§ **What needs to be done**
Repeat the listing exactly as given, omitting every image.

START Given records

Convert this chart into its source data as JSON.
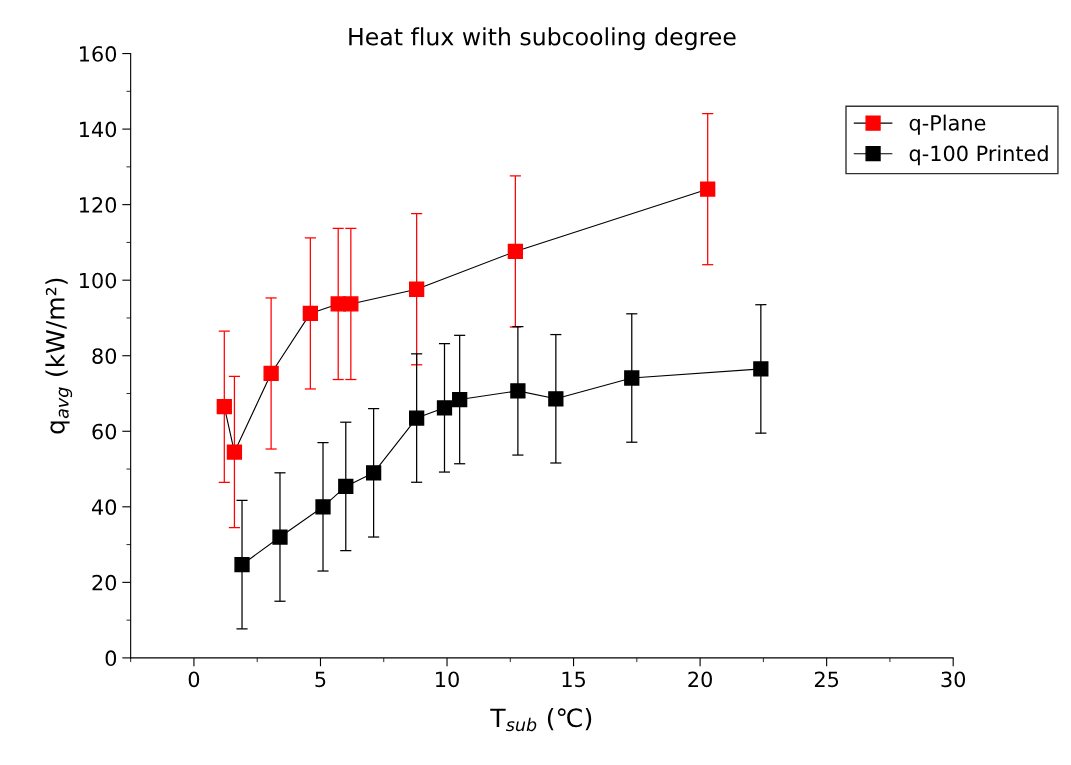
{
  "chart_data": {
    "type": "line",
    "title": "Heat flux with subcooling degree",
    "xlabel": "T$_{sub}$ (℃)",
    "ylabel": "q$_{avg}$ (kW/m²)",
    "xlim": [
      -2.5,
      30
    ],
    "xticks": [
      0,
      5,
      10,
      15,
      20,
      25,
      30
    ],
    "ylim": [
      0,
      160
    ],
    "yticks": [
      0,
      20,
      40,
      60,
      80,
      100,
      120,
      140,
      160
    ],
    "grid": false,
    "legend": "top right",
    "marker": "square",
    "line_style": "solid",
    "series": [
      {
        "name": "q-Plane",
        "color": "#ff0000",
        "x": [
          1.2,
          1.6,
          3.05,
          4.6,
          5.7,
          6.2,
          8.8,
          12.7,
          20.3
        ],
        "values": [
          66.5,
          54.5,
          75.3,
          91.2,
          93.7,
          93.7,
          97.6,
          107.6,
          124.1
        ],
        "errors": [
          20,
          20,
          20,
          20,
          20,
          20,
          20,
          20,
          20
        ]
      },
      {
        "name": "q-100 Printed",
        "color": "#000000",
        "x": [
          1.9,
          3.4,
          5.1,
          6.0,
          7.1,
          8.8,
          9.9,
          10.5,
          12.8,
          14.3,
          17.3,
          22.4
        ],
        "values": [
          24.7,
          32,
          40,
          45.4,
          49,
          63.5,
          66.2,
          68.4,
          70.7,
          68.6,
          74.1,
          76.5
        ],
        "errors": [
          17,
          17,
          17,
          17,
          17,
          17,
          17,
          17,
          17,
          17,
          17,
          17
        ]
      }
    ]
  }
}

END Given records

§ **Answer to the task**
Convert this chart into its source data as JSON.
{
  "chart_data": {
    "type": "line",
    "title": "Heat flux with subcooling degree",
    "xlabel": "T$_{sub}$ (℃)",
    "ylabel": "q$_{avg}$ (kW/m²)",
    "xlim": [
      -2.5,
      30
    ],
    "xticks": [
      0,
      5,
      10,
      15,
      20,
      25,
      30
    ],
    "ylim": [
      0,
      160
    ],
    "yticks": [
      0,
      20,
      40,
      60,
      80,
      100,
      120,
      140,
      160
    ],
    "grid": false,
    "legend": "top right",
    "marker": "square",
    "line_style": "solid",
    "series": [
      {
        "name": "q-Plane",
        "color": "#ff0000",
        "x": [
          1.2,
          1.6,
          3.05,
          4.6,
          5.7,
          6.2,
          8.8,
          12.7,
          20.3
        ],
        "values": [
          66.5,
          54.5,
          75.3,
          91.2,
          93.7,
          93.7,
          97.6,
          107.6,
          124.1
        ],
        "errors": [
          20,
          20,
          20,
          20,
          20,
          20,
          20,
          20,
          20
        ]
      },
      {
        "name": "q-100 Printed",
        "color": "#000000",
        "x": [
          1.9,
          3.4,
          5.1,
          6.0,
          7.1,
          8.8,
          9.9,
          10.5,
          12.8,
          14.3,
          17.3,
          22.4
        ],
        "values": [
          24.7,
          32,
          40,
          45.4,
          49,
          63.5,
          66.2,
          68.4,
          70.7,
          68.6,
          74.1,
          76.5
        ],
        "errors": [
          17,
          17,
          17,
          17,
          17,
          17,
          17,
          17,
          17,
          17,
          17,
          17
        ]
      }
    ]
  }
}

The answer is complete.